# Provided records start
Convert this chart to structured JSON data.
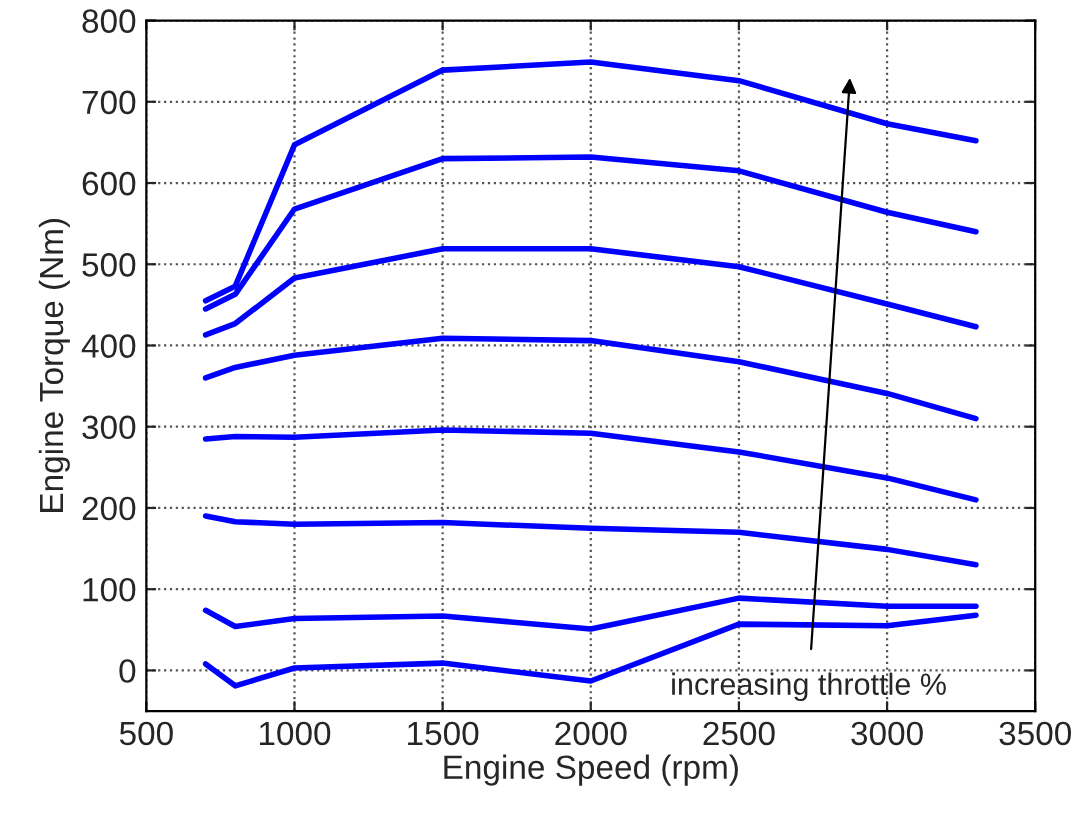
{
  "chart_data": {
    "type": "line",
    "xlabel": "Engine Speed (rpm)",
    "ylabel": "Engine Torque (Nm)",
    "x": [
      700,
      800,
      1000,
      1500,
      2000,
      2500,
      3000,
      3300
    ],
    "series": [
      {
        "color": "#0000ff",
        "values": [
          455,
          473,
          647,
          739,
          749,
          726,
          673,
          652
        ]
      },
      {
        "color": "#0000ff",
        "values": [
          445,
          463,
          568,
          630,
          632,
          615,
          564,
          540
        ]
      },
      {
        "color": "#0000ff",
        "values": [
          413,
          427,
          483,
          519,
          519,
          497,
          451,
          423
        ]
      },
      {
        "color": "#0000ff",
        "values": [
          360,
          373,
          388,
          409,
          406,
          380,
          341,
          310
        ]
      },
      {
        "color": "#0000ff",
        "values": [
          285,
          288,
          287,
          296,
          292,
          269,
          237,
          210
        ]
      },
      {
        "color": "#0000ff",
        "values": [
          190,
          183,
          180,
          182,
          175,
          170,
          149,
          130
        ]
      },
      {
        "color": "#0000ff",
        "values": [
          74,
          54,
          64,
          67,
          51,
          89,
          79,
          79
        ]
      },
      {
        "color": "#0000ff",
        "values": [
          8,
          -19,
          3,
          9,
          -13,
          57,
          55,
          68
        ]
      }
    ],
    "xlim": [
      500,
      3500
    ],
    "xticks": [
      500,
      1000,
      1500,
      2000,
      2500,
      3000,
      3500
    ],
    "ylim": [
      -50,
      800
    ],
    "yticks": [
      0,
      100,
      200,
      300,
      400,
      500,
      600,
      700,
      800
    ],
    "annotations": [
      "increasing throttle %"
    ],
    "grid": true,
    "line_style": "solid",
    "marker": "none",
    "legend": false
  }
}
# Provided records end
Copy each line of the records containing the string "Engine".

### Output for this task:
    "xlabel": "Engine Speed (rpm)",
    "ylabel": "Engine Torque (Nm)",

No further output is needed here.